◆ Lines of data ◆
begin

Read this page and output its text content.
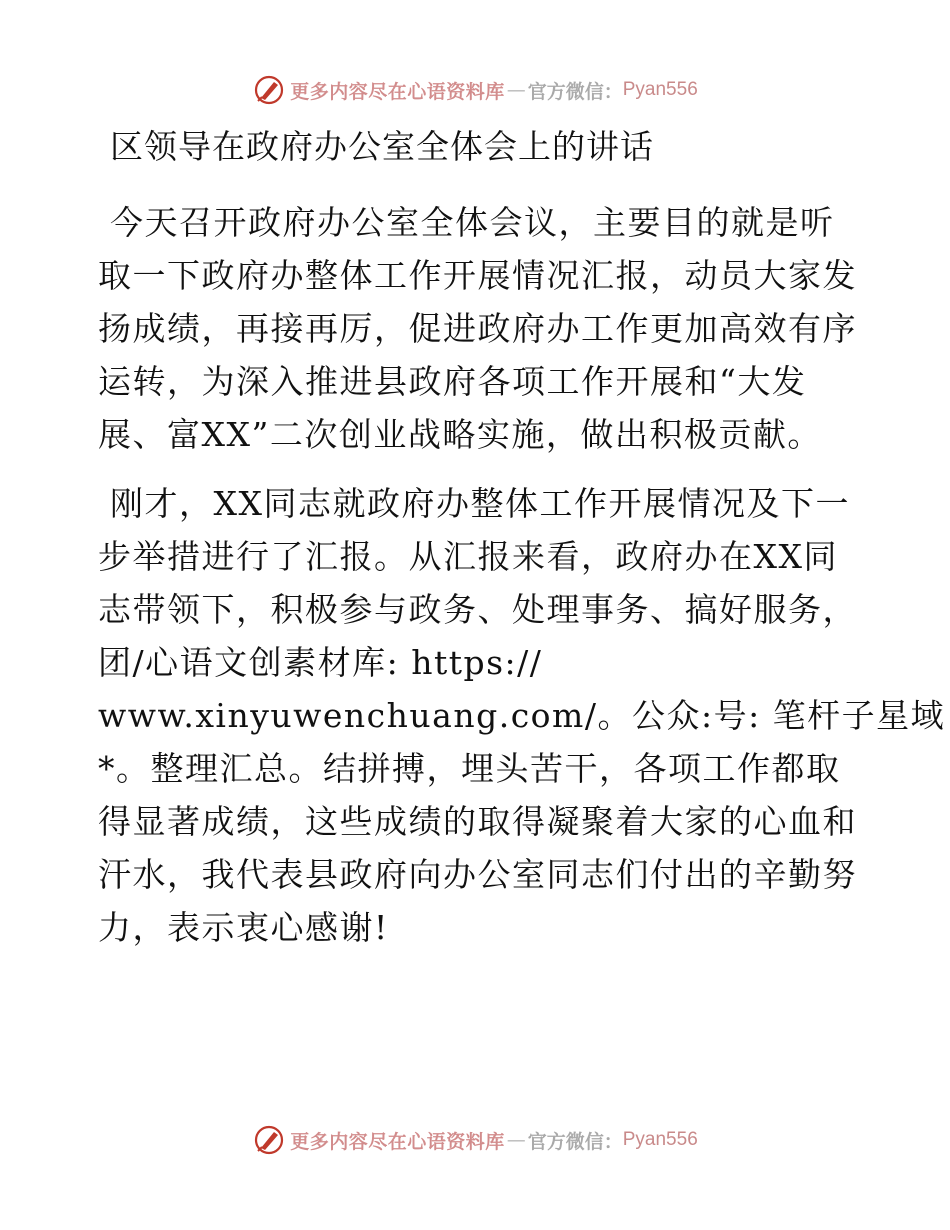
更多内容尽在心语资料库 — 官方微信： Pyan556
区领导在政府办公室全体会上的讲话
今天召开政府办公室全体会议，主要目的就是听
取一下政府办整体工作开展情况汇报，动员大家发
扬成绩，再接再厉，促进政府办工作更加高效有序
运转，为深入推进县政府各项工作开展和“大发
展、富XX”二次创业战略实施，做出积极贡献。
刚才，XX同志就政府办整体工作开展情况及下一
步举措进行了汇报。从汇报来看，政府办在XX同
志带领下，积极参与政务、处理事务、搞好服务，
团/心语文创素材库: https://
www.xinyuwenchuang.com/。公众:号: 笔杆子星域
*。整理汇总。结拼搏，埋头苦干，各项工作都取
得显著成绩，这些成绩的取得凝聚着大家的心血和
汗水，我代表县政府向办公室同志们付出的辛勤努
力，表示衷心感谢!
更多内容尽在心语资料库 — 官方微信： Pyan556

end
begin

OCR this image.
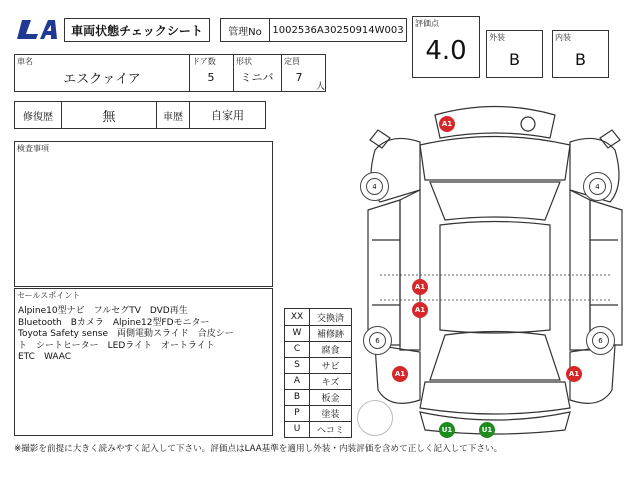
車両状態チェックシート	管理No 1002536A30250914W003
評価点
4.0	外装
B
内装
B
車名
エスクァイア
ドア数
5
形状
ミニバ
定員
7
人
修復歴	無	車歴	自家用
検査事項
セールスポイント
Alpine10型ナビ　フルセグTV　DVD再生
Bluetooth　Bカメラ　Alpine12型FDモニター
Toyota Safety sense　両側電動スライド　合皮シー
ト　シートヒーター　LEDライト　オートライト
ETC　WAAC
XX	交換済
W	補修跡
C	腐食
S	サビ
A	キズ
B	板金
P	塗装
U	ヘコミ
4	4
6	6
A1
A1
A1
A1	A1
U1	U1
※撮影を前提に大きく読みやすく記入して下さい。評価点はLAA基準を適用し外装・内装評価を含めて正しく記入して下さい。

end
begin

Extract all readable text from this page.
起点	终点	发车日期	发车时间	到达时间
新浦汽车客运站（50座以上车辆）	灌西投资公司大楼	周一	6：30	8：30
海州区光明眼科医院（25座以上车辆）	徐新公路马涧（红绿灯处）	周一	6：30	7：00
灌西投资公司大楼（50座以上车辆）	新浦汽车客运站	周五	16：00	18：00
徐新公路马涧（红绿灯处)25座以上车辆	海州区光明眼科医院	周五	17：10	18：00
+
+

end

Gather each line in the entries above where the string "红绿灯处" is found.

◆ TASK OUTPUT ◆
海州区光明眼科医院（25座以上车辆）	徐新公路马涧（红绿灯处）	周一	6：30	7：00
徐新公路马涧（红绿灯处)25座以上车辆	海州区光明眼科医院	周五	17：10	18：00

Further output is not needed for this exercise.